Written request >>
Look through the records below, and copy out every line that holds the string "text".

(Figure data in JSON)
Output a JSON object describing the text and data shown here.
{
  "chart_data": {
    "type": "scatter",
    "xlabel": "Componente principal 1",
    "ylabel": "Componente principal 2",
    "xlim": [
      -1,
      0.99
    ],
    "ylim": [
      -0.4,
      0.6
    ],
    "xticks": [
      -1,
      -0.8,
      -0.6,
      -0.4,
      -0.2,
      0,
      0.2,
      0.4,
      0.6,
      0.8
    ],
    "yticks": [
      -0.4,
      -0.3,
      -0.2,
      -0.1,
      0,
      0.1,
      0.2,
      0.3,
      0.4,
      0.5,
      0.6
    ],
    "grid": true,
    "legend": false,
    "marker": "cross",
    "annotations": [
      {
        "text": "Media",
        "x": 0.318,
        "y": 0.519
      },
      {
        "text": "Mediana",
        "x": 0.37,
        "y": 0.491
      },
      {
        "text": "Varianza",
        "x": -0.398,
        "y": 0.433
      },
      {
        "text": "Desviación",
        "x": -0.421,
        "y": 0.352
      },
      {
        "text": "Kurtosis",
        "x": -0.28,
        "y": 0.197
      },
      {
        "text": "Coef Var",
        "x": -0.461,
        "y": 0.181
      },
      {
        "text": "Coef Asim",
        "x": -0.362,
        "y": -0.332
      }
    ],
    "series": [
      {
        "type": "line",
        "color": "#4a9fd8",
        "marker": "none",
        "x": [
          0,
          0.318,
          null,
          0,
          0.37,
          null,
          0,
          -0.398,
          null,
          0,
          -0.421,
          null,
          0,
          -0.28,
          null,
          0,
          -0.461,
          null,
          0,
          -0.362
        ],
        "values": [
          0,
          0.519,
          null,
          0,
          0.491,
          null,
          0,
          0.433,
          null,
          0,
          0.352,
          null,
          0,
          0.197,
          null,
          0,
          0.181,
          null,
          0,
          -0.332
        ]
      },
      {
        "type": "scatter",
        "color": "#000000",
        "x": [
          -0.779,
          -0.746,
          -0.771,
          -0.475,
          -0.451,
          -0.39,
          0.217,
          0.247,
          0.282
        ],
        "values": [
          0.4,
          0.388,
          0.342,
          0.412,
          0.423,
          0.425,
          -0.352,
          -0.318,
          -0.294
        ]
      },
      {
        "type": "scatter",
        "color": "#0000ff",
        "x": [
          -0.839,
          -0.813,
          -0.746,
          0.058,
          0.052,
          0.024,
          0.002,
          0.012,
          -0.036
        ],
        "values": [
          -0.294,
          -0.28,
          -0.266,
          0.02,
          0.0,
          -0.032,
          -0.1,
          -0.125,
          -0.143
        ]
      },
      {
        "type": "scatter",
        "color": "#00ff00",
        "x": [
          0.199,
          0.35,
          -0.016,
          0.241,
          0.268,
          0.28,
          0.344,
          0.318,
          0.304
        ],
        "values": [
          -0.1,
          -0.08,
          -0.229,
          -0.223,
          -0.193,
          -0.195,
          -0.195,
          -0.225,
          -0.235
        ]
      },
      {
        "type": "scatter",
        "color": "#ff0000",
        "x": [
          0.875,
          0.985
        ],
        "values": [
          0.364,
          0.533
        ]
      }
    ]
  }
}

Response >>
Output a JSON object describing the text and data shown here.
        "text": "Media",
        "text": "Mediana",
        "text": "Varianza",
        "text": "Desviación",
        "text": "Kurtosis",
        "text": "Coef Var",
        "text": "Coef Asim",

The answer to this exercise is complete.